== Goal ==
Among the entries below, find how many lines carry the word "AutoCAD" and state only that figure.

== Supplied entries ==

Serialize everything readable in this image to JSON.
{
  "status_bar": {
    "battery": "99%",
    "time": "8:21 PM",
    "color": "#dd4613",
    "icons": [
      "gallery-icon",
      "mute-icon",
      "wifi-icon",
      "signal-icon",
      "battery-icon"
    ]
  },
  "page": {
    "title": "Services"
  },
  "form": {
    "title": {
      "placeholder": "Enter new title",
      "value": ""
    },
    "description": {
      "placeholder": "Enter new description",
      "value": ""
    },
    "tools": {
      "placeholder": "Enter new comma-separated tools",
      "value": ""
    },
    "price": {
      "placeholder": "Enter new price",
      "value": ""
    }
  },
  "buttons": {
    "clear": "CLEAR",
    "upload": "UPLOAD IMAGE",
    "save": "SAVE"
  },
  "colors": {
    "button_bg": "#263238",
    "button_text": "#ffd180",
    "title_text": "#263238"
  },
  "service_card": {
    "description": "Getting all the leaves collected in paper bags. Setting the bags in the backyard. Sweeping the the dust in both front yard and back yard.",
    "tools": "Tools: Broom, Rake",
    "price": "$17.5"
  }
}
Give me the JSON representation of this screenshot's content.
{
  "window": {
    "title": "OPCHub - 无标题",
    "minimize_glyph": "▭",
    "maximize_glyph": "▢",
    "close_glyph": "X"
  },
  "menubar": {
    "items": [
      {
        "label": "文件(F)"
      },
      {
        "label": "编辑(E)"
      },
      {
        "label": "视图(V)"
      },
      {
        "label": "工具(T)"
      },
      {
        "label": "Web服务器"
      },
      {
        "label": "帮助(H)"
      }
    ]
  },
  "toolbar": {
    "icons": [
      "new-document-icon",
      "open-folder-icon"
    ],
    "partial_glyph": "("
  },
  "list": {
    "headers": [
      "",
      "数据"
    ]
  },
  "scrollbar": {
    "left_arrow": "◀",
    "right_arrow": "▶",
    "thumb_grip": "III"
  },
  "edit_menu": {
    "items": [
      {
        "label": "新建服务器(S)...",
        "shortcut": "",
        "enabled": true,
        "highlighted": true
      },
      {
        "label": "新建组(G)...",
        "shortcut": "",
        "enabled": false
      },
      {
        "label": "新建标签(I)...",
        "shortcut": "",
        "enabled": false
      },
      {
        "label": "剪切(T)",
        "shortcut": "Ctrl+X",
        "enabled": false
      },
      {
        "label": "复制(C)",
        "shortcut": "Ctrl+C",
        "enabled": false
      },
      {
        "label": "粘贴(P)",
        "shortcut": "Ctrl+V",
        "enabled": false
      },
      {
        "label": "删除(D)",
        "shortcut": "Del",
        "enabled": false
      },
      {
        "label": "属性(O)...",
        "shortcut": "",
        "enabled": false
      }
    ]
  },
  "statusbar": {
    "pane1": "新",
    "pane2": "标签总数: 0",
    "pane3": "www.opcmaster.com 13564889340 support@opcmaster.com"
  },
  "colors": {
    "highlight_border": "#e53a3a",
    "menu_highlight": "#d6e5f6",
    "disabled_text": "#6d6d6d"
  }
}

...

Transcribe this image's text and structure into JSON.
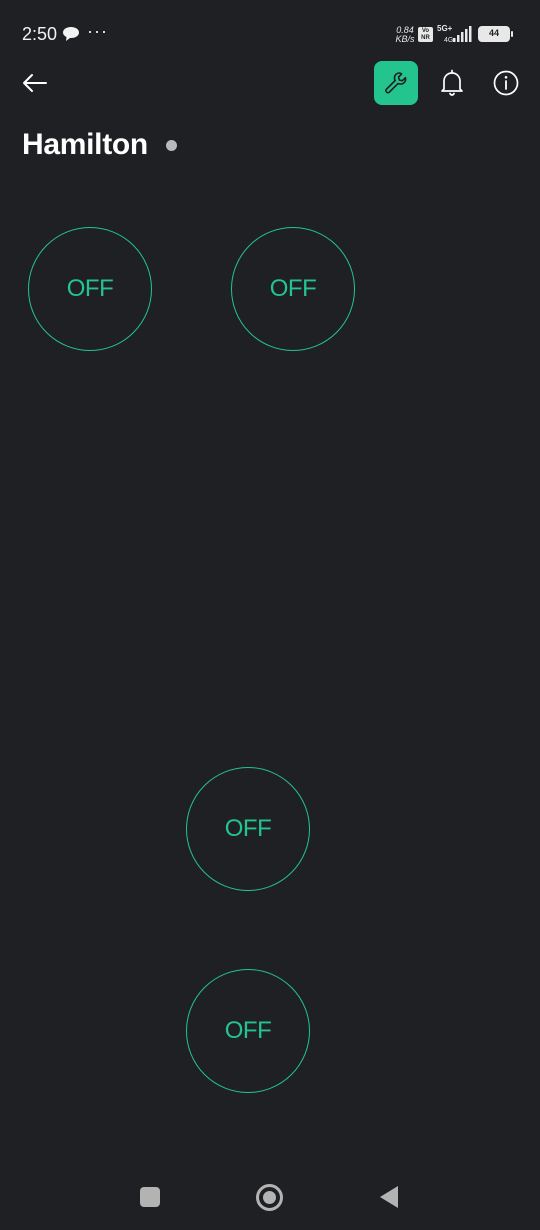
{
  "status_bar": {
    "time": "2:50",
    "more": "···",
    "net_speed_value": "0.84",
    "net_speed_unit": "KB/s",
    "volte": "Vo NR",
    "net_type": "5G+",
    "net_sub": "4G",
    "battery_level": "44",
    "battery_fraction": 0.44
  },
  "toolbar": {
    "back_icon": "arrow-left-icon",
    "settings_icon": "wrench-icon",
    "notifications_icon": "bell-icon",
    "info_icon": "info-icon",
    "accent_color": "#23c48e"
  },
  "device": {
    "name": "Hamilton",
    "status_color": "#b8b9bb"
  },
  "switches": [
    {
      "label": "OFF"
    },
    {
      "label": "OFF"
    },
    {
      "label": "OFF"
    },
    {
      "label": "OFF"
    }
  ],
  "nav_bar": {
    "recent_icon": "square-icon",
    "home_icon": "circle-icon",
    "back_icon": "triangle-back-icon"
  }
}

...

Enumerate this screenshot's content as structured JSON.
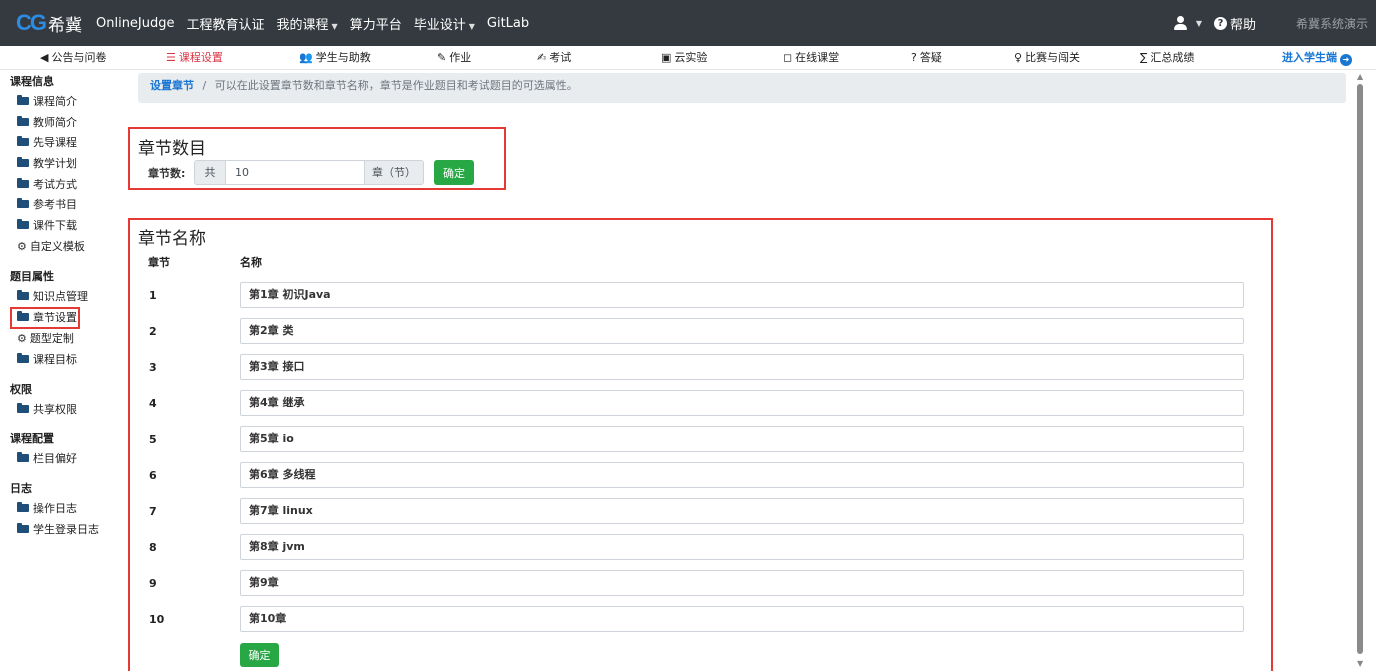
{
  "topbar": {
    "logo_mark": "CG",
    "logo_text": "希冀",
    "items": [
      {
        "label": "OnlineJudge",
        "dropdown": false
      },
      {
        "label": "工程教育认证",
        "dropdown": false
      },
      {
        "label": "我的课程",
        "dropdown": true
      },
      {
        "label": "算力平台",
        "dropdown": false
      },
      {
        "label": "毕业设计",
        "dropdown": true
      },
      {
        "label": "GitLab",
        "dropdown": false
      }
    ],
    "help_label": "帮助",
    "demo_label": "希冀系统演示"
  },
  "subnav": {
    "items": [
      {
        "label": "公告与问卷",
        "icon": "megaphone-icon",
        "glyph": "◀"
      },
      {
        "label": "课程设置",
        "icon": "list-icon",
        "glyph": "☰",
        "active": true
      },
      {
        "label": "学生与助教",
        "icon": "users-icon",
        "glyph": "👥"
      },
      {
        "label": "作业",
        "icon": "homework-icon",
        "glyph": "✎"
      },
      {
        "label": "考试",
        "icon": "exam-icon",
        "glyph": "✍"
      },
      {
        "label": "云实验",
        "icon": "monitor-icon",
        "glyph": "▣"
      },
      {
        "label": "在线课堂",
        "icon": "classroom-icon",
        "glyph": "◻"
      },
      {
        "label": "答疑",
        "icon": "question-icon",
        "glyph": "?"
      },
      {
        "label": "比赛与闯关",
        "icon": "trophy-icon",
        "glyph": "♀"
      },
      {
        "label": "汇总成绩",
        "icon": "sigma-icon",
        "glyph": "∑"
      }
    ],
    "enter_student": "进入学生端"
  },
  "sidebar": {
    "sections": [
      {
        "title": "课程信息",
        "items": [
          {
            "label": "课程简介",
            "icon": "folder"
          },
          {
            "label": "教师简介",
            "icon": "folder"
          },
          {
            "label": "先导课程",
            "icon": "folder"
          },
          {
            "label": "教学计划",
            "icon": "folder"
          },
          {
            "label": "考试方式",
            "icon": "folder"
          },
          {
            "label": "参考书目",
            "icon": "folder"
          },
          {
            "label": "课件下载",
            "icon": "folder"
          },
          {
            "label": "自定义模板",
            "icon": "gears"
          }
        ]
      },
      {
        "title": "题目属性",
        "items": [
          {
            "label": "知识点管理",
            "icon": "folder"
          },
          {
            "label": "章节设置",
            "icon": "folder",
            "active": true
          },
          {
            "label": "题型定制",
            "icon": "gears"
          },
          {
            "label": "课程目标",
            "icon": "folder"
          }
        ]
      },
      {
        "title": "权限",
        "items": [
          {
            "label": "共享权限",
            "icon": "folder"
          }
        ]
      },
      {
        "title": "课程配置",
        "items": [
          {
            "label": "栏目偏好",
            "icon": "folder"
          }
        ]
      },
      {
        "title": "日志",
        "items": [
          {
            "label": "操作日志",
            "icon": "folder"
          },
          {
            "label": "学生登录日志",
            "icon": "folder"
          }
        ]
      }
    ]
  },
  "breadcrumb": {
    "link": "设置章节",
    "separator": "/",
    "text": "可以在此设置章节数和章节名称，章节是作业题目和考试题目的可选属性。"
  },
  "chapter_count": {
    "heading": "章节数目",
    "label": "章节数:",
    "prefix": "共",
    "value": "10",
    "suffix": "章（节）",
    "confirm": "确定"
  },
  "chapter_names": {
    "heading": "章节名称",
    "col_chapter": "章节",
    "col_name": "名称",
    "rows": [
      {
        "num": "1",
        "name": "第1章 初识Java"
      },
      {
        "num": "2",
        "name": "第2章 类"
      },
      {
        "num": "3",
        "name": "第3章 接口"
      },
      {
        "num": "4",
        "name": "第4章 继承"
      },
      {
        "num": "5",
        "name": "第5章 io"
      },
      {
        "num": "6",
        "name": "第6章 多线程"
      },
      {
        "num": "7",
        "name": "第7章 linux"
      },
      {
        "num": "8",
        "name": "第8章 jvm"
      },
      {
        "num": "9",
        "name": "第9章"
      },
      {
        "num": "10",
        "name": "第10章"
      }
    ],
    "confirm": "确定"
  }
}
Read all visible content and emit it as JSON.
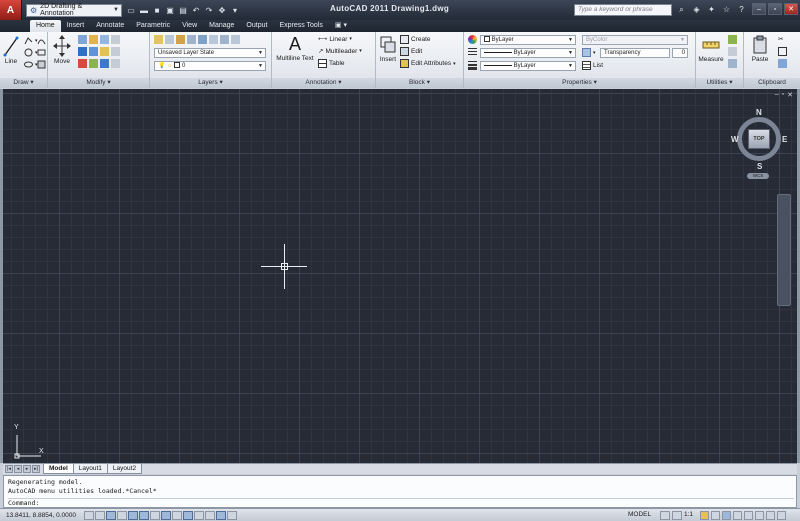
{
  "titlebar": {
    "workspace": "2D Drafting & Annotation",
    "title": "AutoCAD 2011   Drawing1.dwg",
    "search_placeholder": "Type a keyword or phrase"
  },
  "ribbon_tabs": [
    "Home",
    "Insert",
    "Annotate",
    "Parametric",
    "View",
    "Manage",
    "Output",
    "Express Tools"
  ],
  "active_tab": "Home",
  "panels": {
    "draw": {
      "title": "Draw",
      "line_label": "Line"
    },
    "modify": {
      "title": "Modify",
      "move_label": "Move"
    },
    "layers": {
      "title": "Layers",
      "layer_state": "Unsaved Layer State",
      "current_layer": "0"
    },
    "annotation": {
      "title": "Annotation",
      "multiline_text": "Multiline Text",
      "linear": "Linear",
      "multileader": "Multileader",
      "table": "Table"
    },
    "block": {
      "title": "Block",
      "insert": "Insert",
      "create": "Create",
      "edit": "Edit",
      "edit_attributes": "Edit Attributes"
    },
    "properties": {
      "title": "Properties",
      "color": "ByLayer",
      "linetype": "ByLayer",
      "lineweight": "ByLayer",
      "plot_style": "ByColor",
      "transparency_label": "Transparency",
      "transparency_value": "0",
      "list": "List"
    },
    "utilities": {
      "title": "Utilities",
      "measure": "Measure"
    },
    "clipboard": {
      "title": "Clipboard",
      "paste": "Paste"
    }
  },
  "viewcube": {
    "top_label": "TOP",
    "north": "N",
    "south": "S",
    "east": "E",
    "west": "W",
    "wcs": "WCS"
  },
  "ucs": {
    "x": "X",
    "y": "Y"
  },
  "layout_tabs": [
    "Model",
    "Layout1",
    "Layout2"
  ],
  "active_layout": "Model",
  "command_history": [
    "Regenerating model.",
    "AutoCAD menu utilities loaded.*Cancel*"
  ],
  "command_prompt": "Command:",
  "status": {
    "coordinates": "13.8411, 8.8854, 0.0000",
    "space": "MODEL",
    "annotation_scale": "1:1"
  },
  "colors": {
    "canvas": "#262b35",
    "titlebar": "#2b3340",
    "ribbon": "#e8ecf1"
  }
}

== In response ==
2